◆ **WHAT YOU HAVE TO DO**
In the listing below, find every line with the string "title" and pull it out.

◆ **EXERCISE INPUT**

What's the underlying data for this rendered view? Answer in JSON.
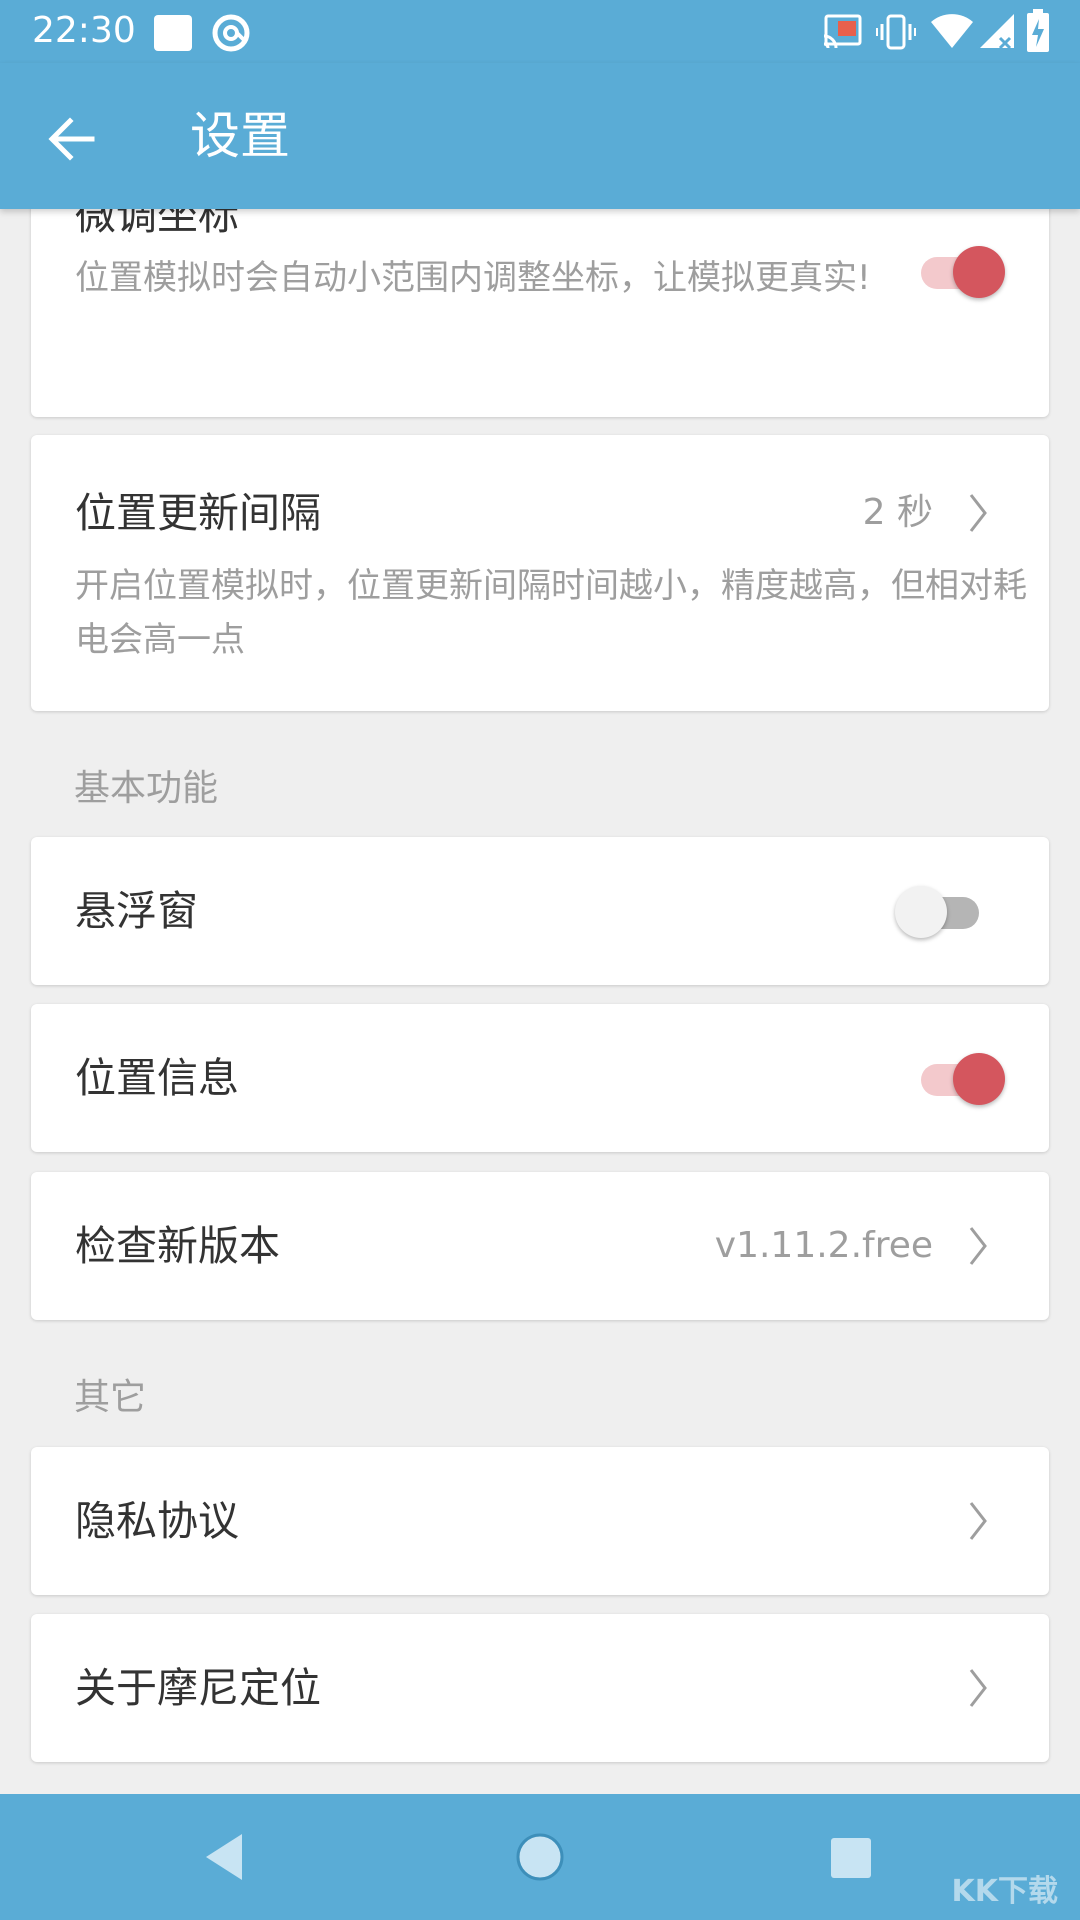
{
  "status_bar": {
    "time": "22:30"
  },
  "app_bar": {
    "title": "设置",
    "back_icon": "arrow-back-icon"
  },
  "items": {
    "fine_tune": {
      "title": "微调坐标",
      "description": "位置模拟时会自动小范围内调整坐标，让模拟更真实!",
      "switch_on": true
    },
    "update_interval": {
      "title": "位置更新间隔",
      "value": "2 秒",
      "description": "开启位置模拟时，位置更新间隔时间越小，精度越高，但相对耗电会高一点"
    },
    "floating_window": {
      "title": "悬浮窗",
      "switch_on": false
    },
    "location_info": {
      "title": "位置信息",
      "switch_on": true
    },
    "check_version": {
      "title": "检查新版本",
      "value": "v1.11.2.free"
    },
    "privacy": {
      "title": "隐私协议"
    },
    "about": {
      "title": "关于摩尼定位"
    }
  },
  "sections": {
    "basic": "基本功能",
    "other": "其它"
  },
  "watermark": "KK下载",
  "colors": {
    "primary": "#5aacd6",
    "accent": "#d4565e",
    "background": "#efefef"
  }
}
* * *
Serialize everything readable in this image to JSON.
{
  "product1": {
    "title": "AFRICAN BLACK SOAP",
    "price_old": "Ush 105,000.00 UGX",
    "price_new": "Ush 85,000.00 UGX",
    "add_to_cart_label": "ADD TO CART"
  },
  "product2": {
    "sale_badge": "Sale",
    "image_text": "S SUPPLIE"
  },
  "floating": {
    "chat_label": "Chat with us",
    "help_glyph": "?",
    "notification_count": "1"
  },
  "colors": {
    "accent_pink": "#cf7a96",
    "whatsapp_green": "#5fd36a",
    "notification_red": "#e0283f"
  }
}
==
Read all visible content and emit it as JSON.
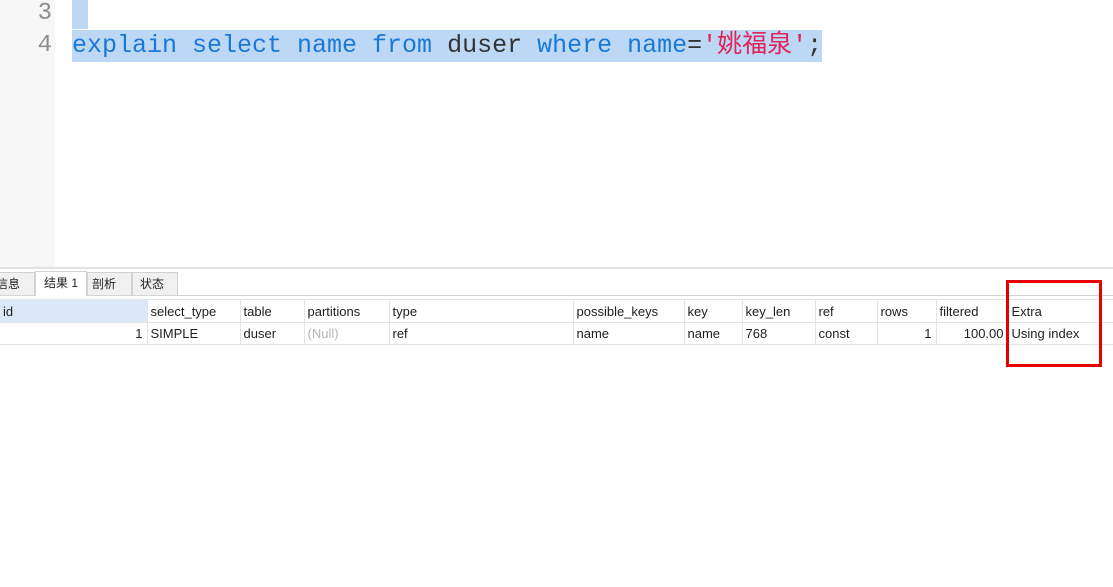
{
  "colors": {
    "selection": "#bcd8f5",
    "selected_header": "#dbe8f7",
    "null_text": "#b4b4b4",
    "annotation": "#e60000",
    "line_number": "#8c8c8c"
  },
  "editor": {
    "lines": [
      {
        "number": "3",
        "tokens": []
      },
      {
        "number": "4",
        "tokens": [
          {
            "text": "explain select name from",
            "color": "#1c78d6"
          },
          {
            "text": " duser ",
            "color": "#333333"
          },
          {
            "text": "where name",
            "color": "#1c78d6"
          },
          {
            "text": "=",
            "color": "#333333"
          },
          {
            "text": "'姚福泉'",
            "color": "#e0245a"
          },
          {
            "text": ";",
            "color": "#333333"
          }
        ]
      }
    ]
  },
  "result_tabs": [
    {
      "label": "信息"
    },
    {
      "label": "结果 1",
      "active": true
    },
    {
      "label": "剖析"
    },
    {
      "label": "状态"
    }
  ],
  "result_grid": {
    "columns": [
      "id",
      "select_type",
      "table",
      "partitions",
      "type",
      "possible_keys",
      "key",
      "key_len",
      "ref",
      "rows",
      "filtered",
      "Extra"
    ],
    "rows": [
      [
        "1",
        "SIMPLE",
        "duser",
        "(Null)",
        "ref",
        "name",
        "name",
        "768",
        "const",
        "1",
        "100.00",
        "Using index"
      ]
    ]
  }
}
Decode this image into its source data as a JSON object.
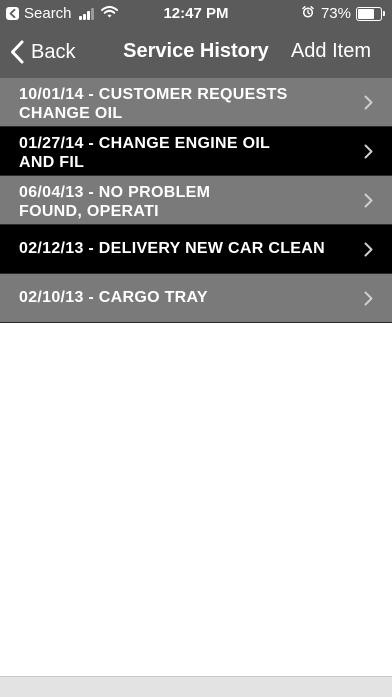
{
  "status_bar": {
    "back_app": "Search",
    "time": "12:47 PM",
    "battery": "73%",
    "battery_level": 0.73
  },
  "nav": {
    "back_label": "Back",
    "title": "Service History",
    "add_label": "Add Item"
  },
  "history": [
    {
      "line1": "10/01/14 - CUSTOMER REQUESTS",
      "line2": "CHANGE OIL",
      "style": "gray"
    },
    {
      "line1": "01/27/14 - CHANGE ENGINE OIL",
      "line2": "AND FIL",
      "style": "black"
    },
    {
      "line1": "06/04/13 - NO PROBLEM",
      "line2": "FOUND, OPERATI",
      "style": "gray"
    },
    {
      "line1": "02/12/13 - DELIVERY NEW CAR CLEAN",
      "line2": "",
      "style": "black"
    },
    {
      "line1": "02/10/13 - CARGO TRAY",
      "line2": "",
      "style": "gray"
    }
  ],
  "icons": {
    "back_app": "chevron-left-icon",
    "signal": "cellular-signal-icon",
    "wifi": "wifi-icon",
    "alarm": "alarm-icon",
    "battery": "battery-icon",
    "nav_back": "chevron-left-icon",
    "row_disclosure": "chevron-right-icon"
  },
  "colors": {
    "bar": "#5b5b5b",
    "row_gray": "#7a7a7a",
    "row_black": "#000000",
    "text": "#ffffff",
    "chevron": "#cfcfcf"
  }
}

◆ **WORKED ANSWER**
    "title": "设置",
      "title": "微调坐标",
      "title": "位置更新间隔",
      "title": "悬浮窗",
      "title": "位置信息",
      "title": "检查新版本",
      "title": "隐私协议"
      "title": "关于摩尼定位"
    "title": "AFRICAN BLACK SOAP",
    "title": "Service History",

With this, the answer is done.